### Task statement
Search the listing below for "requerido". Copy each matching line.

□ □ □ □

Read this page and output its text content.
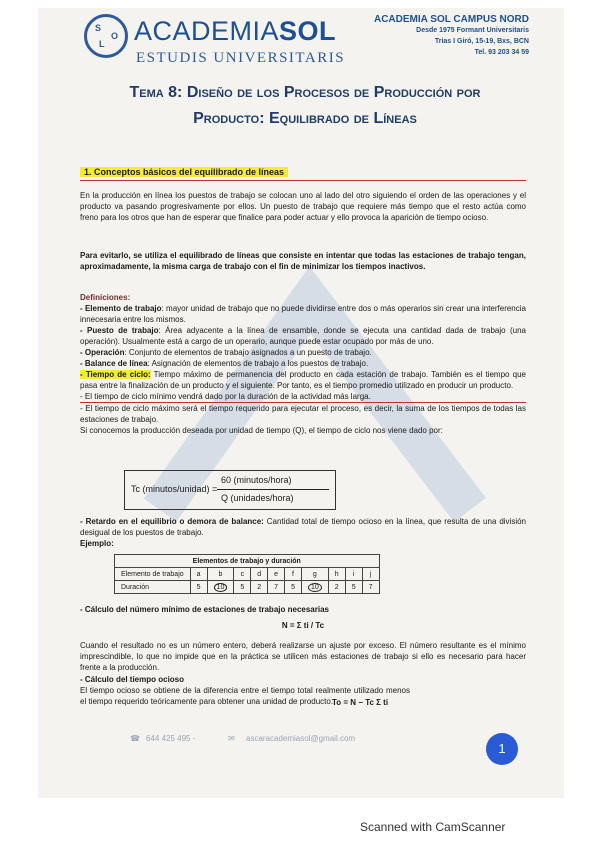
S
O
L ACADEMIASOL
ESTUDIS UNIVERSITARIS
ACADEMIA SOL CAMPUS NORD
Desde 1975 Formant Universitaris
Trias I Giró, 15-19, Bxs, BCN
Tel. 93 203 34 59
Tema 8: Diseño de los Procesos de Producción por
Producto: Equilibrado de Líneas
1. Conceptos básicos del equilibrado de líneas
En la producción en línea los puestos de trabajo se colocan uno al lado del otro siguiendo el orden de las operaciones y el producto va pasando progresivamente por ellos. Un puesto de trabajo que requiere más tiempo que el resto actúa como freno para los otros que han de esperar que finalice para poder actuar y ello provoca la aparición de tiempo ocioso.
Para evitarlo, se utiliza el equilibrado de líneas que consiste en intentar que todas las estaciones de trabajo tengan, aproximadamente, la misma carga de trabajo con el fin de minimizar los tiempos inactivos.
Definiciones:
- Elemento de trabajo: mayor unidad de trabajo que no puede dividirse entre dos o más operarios sin crear una interferencia innecesaria entre los mismos.
- Puesto de trabajo: Área adyacente a la línea de ensamble, donde se ejecuta una cantidad dada de trabajo (una operación). Usualmente está a cargo de un operario, aunque puede estar ocupado por más de uno.
- Operación: Conjunto de elementos de trabajo asignados a un puesto de trabajo.
- Balance de línea: Asignación de elementos de trabajo a los puestos de trabajo.
- Tiempo de ciclo: Tiempo máximo de permanencia del producto en cada estación de trabajo. También es el tiempo que pasa entre la finalización de un producto y el siguiente. Por tanto, es el tiempo promedio utilizado en producir un producto.
- El tiempo de ciclo mínimo vendrá dado por la duración de la actividad más larga.
- El tiempo de ciclo máximo será el tiempo requerido para ejecutar el proceso, es decir, la suma de los tiempos de todas las estaciones de trabajo.
Si conocemos la producción deseada por unidad de tiempo (Q), el tiempo de ciclo nos viene dado por:
Tc (minutos/unidad) =
60 (minutos/hora)
Q (unidades/hora)
- Retardo en el equilibrio o demora de balance: Cantidad total de tiempo ocioso en la línea, que resulta de una división desigual de los puestos de trabajo.
Ejemplo:
Elementos de trabajo y duración										
Elemento de trabajo	a	b	c	d	e	f	g	h	i	j
Duración	5	10	5	2	7	5	10	2	5	7
- Cálculo del número mínimo de estaciones de trabajo necesarias
N = Σ ti / Tc
Cuando el resultado no es un número entero, deberá realizarse un ajuste por exceso. El número resultante es el mínimo imprescindible, lo que no impide que en la práctica se utilicen más estaciones de trabajo si ello es necesario para hacer frente a la producción.
- Cálculo del tiempo ocioso
El tiempo ocioso se obtiene de la diferencia entre el tiempo total realmente utilizado menos el tiempo requerido teóricamente para obtener una unidad de producto.
To = N − Tc Σ ti
☎ 644 425 495 -	✉ ascaracademiasol@gmail.com
1
Scanned with CamScanner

□ □ □ □

### Result for this exercise
- El tiempo de ciclo máximo será el tiempo requerido para ejecutar el proceso, es decir, la suma de los tiempos de todas las estaciones de trabajo.
El tiempo ocioso se obtiene de la diferencia entre el tiempo total realmente utilizado menos el tiempo requerido teóricamente para obtener una unidad de producto.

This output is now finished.